Records:

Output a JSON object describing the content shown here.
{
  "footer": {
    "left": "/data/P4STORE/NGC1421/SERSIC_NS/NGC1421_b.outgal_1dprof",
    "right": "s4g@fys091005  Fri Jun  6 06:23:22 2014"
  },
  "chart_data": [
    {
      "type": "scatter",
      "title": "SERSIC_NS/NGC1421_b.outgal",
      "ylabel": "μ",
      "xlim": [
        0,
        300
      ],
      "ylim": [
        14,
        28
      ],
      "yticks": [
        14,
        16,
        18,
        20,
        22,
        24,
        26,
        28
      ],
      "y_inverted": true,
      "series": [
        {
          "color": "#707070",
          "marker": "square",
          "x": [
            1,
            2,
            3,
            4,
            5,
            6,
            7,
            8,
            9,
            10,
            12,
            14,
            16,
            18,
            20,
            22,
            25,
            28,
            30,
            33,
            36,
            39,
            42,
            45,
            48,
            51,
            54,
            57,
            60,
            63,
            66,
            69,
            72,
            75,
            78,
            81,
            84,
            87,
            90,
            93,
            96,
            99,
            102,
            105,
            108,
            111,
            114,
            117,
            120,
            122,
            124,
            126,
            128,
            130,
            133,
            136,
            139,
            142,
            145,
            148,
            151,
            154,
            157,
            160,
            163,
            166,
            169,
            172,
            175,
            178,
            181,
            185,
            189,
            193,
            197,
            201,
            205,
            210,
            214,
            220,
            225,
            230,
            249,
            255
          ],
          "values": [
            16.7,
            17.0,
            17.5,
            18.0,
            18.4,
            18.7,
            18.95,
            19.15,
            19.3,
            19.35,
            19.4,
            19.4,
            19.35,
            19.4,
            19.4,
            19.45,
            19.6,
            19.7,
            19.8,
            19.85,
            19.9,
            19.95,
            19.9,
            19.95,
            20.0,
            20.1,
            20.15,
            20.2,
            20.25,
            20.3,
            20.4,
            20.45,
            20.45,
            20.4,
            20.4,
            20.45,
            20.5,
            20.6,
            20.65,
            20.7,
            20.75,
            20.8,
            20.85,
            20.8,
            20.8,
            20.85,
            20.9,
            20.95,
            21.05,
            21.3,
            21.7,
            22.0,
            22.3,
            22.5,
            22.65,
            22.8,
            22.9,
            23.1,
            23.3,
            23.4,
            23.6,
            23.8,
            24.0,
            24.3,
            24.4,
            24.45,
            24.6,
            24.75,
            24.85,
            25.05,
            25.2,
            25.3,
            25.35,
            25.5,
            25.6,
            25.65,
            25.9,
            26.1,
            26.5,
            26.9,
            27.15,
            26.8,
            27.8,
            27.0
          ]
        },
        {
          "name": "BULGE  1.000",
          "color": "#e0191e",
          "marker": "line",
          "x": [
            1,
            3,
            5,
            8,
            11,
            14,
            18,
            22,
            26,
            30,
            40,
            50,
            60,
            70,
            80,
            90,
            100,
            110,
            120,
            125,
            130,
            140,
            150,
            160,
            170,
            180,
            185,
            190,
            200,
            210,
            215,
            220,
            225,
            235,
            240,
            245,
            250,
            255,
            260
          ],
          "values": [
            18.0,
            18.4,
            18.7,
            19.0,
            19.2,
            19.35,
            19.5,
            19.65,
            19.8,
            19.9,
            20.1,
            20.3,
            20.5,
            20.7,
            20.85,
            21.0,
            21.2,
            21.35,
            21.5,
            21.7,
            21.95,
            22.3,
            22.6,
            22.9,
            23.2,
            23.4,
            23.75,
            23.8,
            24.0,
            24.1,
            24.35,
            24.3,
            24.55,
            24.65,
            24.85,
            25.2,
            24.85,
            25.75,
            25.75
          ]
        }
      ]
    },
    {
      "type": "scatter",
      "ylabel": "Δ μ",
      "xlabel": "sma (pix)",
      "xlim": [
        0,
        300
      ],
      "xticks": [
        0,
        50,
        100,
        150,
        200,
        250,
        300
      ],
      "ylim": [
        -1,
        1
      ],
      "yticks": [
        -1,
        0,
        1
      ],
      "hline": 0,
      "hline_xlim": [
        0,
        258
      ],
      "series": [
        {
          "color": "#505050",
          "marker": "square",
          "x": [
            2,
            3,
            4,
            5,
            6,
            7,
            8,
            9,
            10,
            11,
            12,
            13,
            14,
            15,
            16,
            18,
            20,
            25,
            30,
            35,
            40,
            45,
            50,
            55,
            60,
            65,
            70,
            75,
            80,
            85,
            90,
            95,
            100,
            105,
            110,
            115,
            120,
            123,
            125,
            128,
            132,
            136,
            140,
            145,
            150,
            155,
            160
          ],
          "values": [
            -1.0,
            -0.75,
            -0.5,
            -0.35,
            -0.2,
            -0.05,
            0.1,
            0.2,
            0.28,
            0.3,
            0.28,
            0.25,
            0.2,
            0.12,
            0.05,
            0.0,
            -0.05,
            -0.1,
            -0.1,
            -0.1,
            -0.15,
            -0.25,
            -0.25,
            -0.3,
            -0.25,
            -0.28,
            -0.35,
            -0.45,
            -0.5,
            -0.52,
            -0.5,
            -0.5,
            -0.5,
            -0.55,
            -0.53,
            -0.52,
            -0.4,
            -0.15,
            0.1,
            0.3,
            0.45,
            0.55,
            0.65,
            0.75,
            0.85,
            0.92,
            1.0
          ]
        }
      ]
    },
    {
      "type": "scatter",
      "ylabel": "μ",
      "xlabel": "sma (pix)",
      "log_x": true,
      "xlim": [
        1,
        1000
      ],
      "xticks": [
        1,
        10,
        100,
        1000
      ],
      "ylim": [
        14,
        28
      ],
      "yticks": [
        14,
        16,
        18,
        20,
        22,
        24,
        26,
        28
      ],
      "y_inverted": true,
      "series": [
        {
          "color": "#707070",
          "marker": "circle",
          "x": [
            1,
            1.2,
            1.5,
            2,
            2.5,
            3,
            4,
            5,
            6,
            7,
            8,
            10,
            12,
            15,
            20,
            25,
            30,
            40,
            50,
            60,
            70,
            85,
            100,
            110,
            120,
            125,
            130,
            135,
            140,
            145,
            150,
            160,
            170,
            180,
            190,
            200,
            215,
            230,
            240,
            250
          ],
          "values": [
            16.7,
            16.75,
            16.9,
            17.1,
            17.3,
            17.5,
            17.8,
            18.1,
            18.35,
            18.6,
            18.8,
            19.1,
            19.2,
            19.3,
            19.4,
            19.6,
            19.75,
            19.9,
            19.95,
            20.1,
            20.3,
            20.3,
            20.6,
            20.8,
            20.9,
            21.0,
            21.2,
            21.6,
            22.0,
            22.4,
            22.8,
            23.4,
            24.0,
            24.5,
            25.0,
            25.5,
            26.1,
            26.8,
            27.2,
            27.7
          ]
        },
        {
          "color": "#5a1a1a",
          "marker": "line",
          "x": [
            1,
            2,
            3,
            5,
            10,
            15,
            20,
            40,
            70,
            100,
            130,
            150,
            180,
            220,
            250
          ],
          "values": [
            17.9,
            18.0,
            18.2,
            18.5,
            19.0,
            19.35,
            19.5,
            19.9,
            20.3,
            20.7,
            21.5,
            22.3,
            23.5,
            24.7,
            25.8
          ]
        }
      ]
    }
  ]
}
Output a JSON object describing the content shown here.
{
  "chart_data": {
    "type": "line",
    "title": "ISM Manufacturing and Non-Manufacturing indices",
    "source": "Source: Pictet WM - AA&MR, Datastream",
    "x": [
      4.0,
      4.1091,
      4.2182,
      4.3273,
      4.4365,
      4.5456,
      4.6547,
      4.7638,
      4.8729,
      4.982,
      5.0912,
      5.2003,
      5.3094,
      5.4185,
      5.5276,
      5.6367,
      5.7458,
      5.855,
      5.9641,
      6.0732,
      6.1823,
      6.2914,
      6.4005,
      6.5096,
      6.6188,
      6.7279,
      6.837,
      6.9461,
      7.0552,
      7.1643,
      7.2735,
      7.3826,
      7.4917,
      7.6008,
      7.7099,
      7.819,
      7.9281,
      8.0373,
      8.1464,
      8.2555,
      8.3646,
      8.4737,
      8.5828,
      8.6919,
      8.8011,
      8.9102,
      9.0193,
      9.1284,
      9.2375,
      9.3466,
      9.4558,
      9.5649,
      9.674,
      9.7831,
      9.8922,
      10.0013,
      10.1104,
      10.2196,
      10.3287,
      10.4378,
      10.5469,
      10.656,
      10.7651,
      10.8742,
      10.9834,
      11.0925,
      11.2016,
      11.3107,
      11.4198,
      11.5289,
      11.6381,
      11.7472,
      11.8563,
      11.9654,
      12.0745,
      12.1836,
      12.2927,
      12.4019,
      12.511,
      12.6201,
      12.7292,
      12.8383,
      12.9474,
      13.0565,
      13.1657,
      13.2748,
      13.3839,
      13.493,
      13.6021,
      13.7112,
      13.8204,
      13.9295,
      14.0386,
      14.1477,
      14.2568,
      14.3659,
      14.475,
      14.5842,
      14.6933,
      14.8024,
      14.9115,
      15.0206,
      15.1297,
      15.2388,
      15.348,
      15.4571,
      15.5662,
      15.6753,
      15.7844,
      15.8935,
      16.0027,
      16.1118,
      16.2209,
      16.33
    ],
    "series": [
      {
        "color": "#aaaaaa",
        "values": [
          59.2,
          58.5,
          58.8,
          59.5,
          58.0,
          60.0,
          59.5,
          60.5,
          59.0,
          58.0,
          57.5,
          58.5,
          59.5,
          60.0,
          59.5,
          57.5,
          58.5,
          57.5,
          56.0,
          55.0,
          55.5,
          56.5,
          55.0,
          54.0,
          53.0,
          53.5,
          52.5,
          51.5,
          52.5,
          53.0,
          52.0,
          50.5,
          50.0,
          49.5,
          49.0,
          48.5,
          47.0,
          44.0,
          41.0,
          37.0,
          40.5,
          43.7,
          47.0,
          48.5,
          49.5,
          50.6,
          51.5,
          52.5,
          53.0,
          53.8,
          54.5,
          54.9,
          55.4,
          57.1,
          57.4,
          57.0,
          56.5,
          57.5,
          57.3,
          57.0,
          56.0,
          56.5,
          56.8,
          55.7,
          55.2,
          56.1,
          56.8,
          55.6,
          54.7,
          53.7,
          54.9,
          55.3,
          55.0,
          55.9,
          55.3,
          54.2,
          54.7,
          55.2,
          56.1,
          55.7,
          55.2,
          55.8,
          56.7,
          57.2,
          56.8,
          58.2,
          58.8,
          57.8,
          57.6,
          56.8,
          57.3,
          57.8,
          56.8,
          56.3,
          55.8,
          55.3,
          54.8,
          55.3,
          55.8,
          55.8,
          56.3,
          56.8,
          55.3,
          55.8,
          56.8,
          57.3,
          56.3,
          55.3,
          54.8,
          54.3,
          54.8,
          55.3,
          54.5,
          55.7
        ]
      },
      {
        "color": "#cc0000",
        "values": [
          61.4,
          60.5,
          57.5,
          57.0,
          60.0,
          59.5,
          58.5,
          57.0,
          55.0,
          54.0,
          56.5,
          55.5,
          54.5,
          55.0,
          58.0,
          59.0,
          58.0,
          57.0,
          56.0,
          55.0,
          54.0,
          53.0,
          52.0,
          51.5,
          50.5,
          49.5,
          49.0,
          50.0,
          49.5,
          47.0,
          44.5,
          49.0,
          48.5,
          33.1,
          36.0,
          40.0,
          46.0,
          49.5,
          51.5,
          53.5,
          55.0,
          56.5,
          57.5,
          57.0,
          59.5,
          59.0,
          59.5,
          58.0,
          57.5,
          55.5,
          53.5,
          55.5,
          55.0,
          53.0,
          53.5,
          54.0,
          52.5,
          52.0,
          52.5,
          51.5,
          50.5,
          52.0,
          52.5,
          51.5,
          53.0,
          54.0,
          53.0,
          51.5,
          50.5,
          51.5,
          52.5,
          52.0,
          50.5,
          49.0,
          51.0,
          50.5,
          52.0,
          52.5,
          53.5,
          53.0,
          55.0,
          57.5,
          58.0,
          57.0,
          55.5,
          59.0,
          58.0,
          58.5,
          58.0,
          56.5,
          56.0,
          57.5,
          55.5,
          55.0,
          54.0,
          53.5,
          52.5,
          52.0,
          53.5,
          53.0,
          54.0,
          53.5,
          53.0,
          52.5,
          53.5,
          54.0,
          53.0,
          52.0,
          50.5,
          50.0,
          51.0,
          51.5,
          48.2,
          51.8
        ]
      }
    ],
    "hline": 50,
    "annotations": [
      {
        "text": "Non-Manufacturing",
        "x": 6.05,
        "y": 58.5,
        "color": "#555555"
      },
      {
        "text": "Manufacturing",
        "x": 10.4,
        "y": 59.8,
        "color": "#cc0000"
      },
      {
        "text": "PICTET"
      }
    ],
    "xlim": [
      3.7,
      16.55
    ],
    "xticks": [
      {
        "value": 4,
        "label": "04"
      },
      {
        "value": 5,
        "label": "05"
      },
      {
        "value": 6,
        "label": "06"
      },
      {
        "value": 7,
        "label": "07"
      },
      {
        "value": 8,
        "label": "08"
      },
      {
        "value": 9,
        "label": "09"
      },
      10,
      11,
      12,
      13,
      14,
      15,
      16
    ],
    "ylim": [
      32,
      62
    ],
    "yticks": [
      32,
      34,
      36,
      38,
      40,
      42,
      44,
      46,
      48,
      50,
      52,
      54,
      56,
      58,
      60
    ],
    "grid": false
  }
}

What is expected:
Count the lines in the entries that hold the word "color", and give nothing but the total.

Result of this exercise:
9